EXERCISE: Determine how many lines contain the string "text". Reply with that figure and nothing else.
## BEGIN DATA PROVIDED
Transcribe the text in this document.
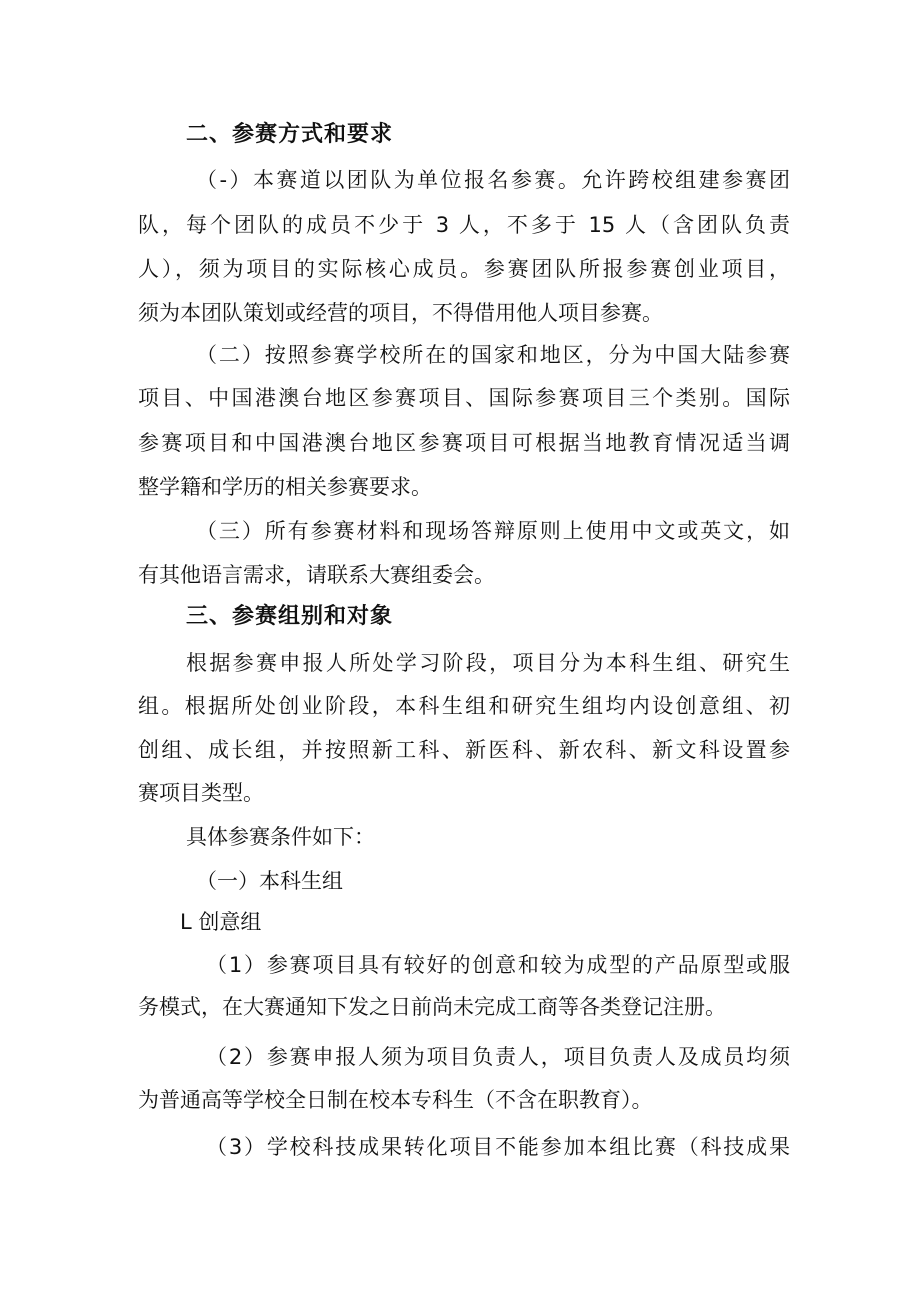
二、参赛方式和要求
（-）本赛道以团队为单位报名参赛。允许跨校组建参赛团
队，每个团队的成员不少于 3 人，不多于 15 人（含团队负责
人），须为项目的实际核心成员。参赛团队所报参赛创业项目，
须为本团队策划或经营的项目，不得借用他人项目参赛。
（二）按照参赛学校所在的国家和地区，分为中国大陆参赛
项目、中国港澳台地区参赛项目、国际参赛项目三个类别。国际
参赛项目和中国港澳台地区参赛项目可根据当地教育情况适当调
整学籍和学历的相关参赛要求。
（三）所有参赛材料和现场答辩原则上使用中文或英文，如
有其他语言需求，请联系大赛组委会。
三、参赛组别和对象
根据参赛申报人所处学习阶段，项目分为本科生组、研究生
组。根据所处创业阶段，本科生组和研究生组均内设创意组、初
创组、成长组，并按照新工科、新医科、新农科、新文科设置参
赛项目类型。
具体参赛条件如下：
（一）本科生组
L 创意组
（1）参赛项目具有较好的创意和较为成型的产品原型或服
务模式，在大赛通知下发之日前尚未完成工商等各类登记注册。
（2）参赛申报人须为项目负责人，项目负责人及成员均须
为普通高等学校全日制在校本专科生（不含在职教育）。
（3）学校科技成果转化项目不能参加本组比赛（科技成果
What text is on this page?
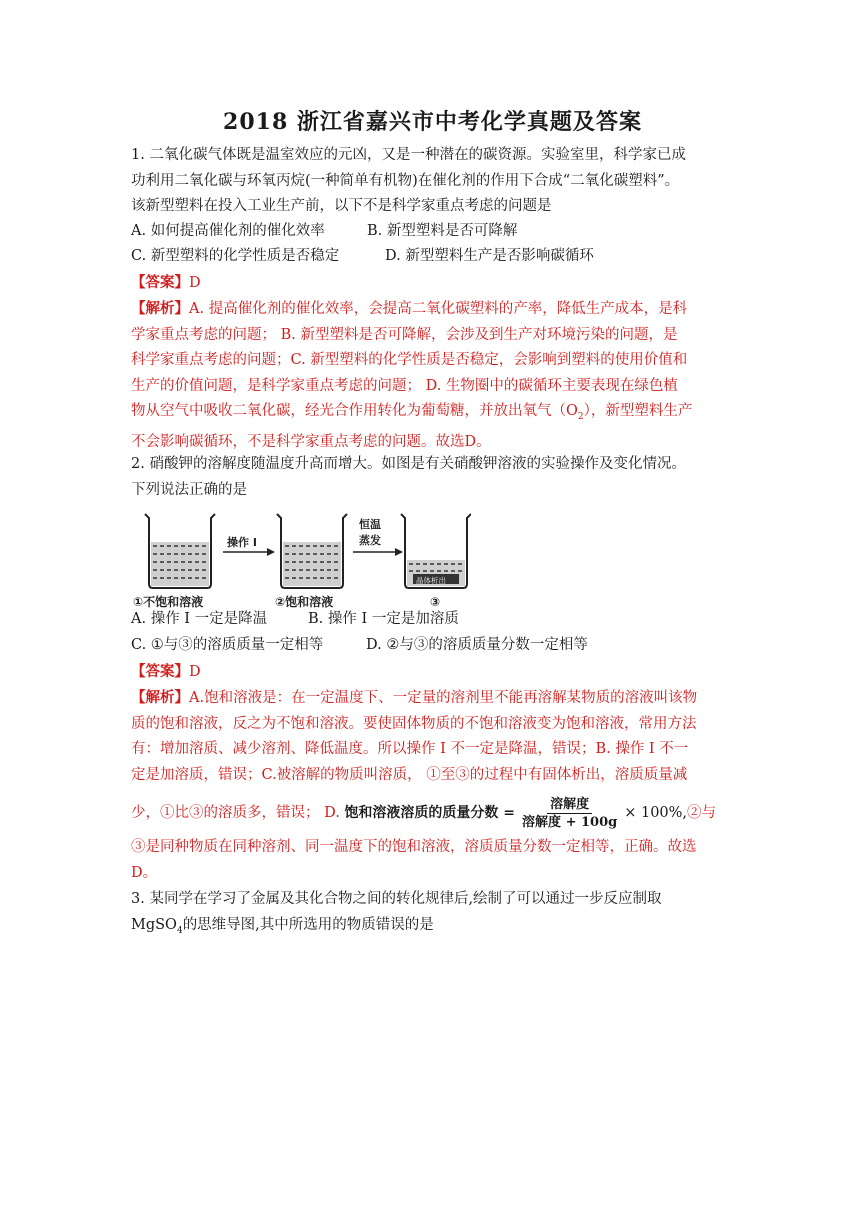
2018 浙江省嘉兴市中考化学真题及答案
1. 二氧化碳气体既是温室效应的元凶，又是一种潜在的碳资源。实验室里，科学家已成
功利用二氧化碳与环氧丙烷(一种简单有机物)在催化剂的作用下合成“二氧化碳塑料”。
该新型塑料在投入工业生产前，以下不是科学家重点考虑的问题是
A. 如何提高催化剂的催化效率	B. 新型塑料是否可降解
C. 新型塑料的化学性质是否稳定	D. 新型塑料生产是否影响碳循环
【答案】D
【解析】A. 提高催化剂的催化效率，会提高二氧化碳塑料的产率，降低生产成本，是科
学家重点考虑的问题； B. 新型塑料是否可降解，会涉及到生产对环境污染的问题，是
科学家重点考虑的问题；C. 新型塑料的化学性质是否稳定，会影响到塑料的使用价值和
生产的价值问题，是科学家重点考虑的问题； D. 生物圈中的碳循环主要表现在绿色植
物从空气中吸收二氧化碳，经光合作用转化为葡萄糖，并放出氧气$(O_2)$，新型塑料生产
不会影响碳循环，不是科学家重点考虑的问题。故选D。
2. 硝酸钾的溶解度随温度升高而增大。如图是有关硝酸钾溶液的实验操作及变化情况。
下列说法正确的是
操作 I
恒温
蒸发
晶体析出
①不饱和溶液	②饱和溶液	③
A. 操作 I 一定是降温	B. 操作 I 一定是加溶质
C. ①与③的溶质质量一定相等	D. ②与③的溶质质量分数一定相等
【答案】D
【解析】A.饱和溶液是：在一定温度下、一定量的溶剂里不能再溶解某物质的溶液叫该物
质的饱和溶液，反之为不饱和溶液。要使固体物质的不饱和溶液变为饱和溶液，常用方法
有：增加溶质、减少溶剂、降低温度。所以操作 I 不一定是降温，错误；B. 操作 I 不一
定是加溶质，错误；C.被溶解的物质叫溶质， ①至③的过程中有固体析出，溶质质量减
少，①比③的溶质多，错误； D. 饱和溶液溶质的质量分数 = $\frac{\text{溶解度}}{\text{溶解度 + 100g}}$ × 100%,②与
③是同种物质在同种溶剂、同一温度下的饱和溶液，溶质质量分数一定相等，正确。故选
D。
3. 某同学在学习了金属及其化合物之间的转化规律后,绘制了可以通过一步反应制取
MgSO$_4$的思维导图,其中所选用的物质错误的是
## END DATA PROVIDED
TASK ANSWER: 3